> [REQUIREMENTS] Copy every line of the material below verbatim, omitting the pictures.

== DATA FOR THIS EXERCISE

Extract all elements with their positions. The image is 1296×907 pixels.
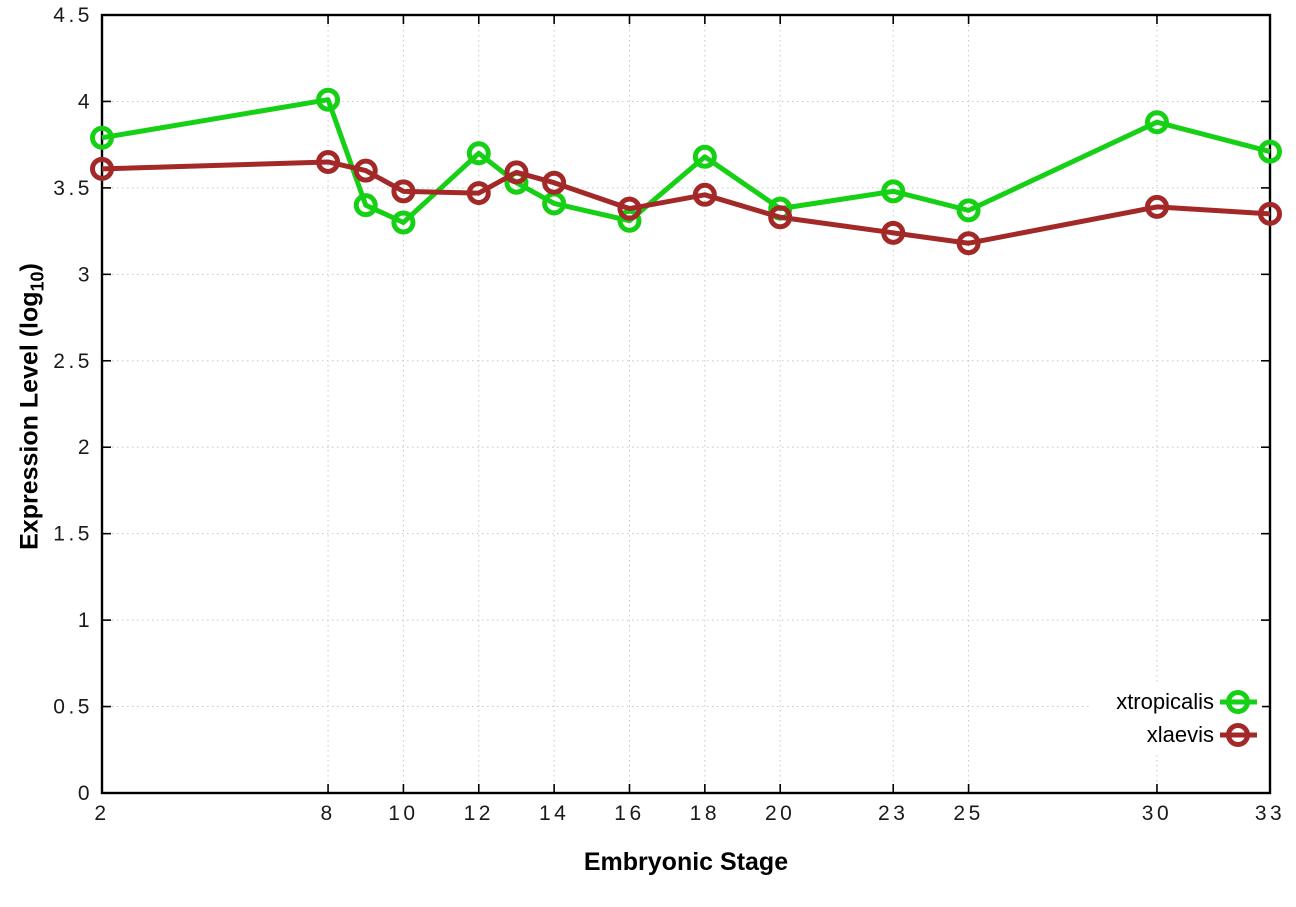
xtropicalis-marker [466, 141, 491, 166]
xtropicalis-marker [881, 179, 906, 204]
xtropicalis-marker [692, 144, 717, 169]
xlaevis-marker [466, 181, 491, 206]
x-tick-label: 10 [388, 802, 418, 825]
x-tick-label: 14 [539, 802, 569, 825]
legend-marker-icon [1226, 690, 1250, 714]
xlaevis-marker [1144, 194, 1169, 219]
x-tick-label: 18 [690, 802, 720, 825]
legend-marker-icon [1226, 723, 1250, 747]
xtropicalis-marker [956, 198, 981, 223]
legend-label: xtropicalis [1116, 689, 1214, 714]
y-axis-title-text: Expression Level (log [15, 291, 44, 550]
xtropicalis-marker [1144, 110, 1169, 135]
xtropicalis-marker [90, 125, 114, 150]
xtropicalis-marker [542, 191, 567, 216]
x-tick-label: 25 [953, 802, 983, 825]
xlaevis-marker [881, 220, 906, 245]
x-tick-label: 30 [1142, 802, 1172, 825]
xtropicalis-marker [617, 208, 642, 233]
plot-border [100, 13, 1272, 795]
xtropicalis-marker [1258, 139, 1282, 164]
xtropicalis-marker [316, 87, 341, 112]
x-tick-label: 33 [1255, 802, 1285, 825]
x-tick-label: 16 [614, 802, 644, 825]
y-tick-label: 0 [78, 782, 93, 805]
xlaevis-marker [353, 158, 378, 183]
x-tick-label: 20 [765, 802, 795, 825]
xlaevis-marker [617, 196, 642, 221]
xtropicalis-line [101, 97, 1271, 225]
xlaevis-marker [504, 160, 529, 185]
xlaevis-marker [1258, 201, 1282, 226]
xlaevis-marker [956, 231, 981, 256]
y-tick-label: 2.5 [53, 350, 93, 373]
x-tick-label: 12 [464, 802, 494, 825]
y-tick-label: 0.5 [53, 696, 93, 719]
xlaevis-marker [316, 149, 341, 174]
xlaevis-marker [90, 156, 114, 181]
y-tick-label: 1.5 [53, 523, 93, 546]
x-tick-label: 23 [878, 802, 908, 825]
y-axis-title: Expression Level (log10) [15, 197, 48, 617]
xtropicalis-marker [353, 193, 378, 218]
xlaevis-marker [692, 182, 717, 207]
y-axis-title-subscript: 10 [27, 271, 48, 292]
xtropicalis-marker [391, 210, 416, 235]
x-tick-label: 8 [320, 802, 335, 825]
xlaevis-marker [391, 179, 416, 204]
y-tick-label: 3.5 [53, 177, 93, 200]
y-tick-label: 1 [78, 609, 93, 632]
x-axis-title: Embryonic Stage [583, 848, 789, 876]
xlaevis-marker [768, 205, 793, 230]
y-tick-label: 4 [78, 90, 93, 113]
y-axis-title-close-paren: ) [15, 263, 44, 272]
y-tick-label: 3 [78, 263, 93, 286]
legend-label: xlaevis [1147, 722, 1214, 747]
x-tick-label: 2 [94, 802, 109, 825]
y-tick-label: 4.5 [53, 4, 93, 27]
y-tick-label: 2 [78, 436, 93, 459]
xlaevis-marker [542, 170, 567, 195]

====

> [ANSWER FOR THIS EXERCISE]
Extract all elements with their positions. The image is 1296×907 pixels.
xtropicalis-marker [466, 141, 491, 166]
xtropicalis-marker [881, 179, 906, 204]
xtropicalis-marker [692, 144, 717, 169]
xlaevis-marker [466, 181, 491, 206]
x-tick-label: 10 [388, 802, 418, 825]
x-tick-label: 14 [539, 802, 569, 825]
legend-marker-icon [1226, 690, 1250, 714]
xlaevis-marker [1144, 194, 1169, 219]
x-tick-label: 18 [690, 802, 720, 825]
legend-marker-icon [1226, 723, 1250, 747]
xtropicalis-marker [956, 198, 981, 223]
legend-label: xtropicalis [1116, 689, 1214, 714]
y-axis-title-text: Expression Level (log [15, 291, 44, 550]
xtropicalis-marker [1144, 110, 1169, 135]
xtropicalis-marker [90, 125, 114, 150]
xtropicalis-marker [542, 191, 567, 216]
x-tick-label: 25 [953, 802, 983, 825]
xlaevis-marker [881, 220, 906, 245]
x-tick-label: 30 [1142, 802, 1172, 825]
xtropicalis-marker [617, 208, 642, 233]
plot-border [100, 13, 1272, 795]
xtropicalis-marker [1258, 139, 1282, 164]
xtropicalis-marker [316, 87, 341, 112]
x-tick-label: 33 [1255, 802, 1285, 825]
x-tick-label: 16 [614, 802, 644, 825]
y-tick-label: 0 [78, 782, 93, 805]
xlaevis-marker [353, 158, 378, 183]
x-tick-label: 20 [765, 802, 795, 825]
xlaevis-marker [617, 196, 642, 221]
xtropicalis-line [101, 97, 1271, 225]
xlaevis-marker [504, 160, 529, 185]
xlaevis-marker [1258, 201, 1282, 226]
xlaevis-marker [956, 231, 981, 256]
y-tick-label: 2.5 [53, 350, 93, 373]
x-tick-label: 12 [464, 802, 494, 825]
y-tick-label: 0.5 [53, 696, 93, 719]
xlaevis-marker [316, 149, 341, 174]
xlaevis-marker [90, 156, 114, 181]
y-tick-label: 1.5 [53, 523, 93, 546]
x-tick-label: 23 [878, 802, 908, 825]
y-axis-title: Expression Level (log10) [15, 197, 48, 617]
xtropicalis-marker [353, 193, 378, 218]
xlaevis-marker [692, 182, 717, 207]
y-axis-title-subscript: 10 [27, 271, 48, 292]
xtropicalis-marker [391, 210, 416, 235]
x-tick-label: 8 [320, 802, 335, 825]
xlaevis-marker [391, 179, 416, 204]
y-tick-label: 3.5 [53, 177, 93, 200]
y-tick-label: 1 [78, 609, 93, 632]
x-axis-title: Embryonic Stage [583, 848, 789, 876]
xlaevis-marker [768, 205, 793, 230]
y-tick-label: 4 [78, 90, 93, 113]
y-axis-title-close-paren: ) [15, 263, 44, 272]
y-tick-label: 3 [78, 263, 93, 286]
legend-label: xlaevis [1147, 722, 1214, 747]
x-tick-label: 2 [94, 802, 109, 825]
y-tick-label: 4.5 [53, 4, 93, 27]
y-tick-label: 2 [78, 436, 93, 459]
xlaevis-marker [542, 170, 567, 195]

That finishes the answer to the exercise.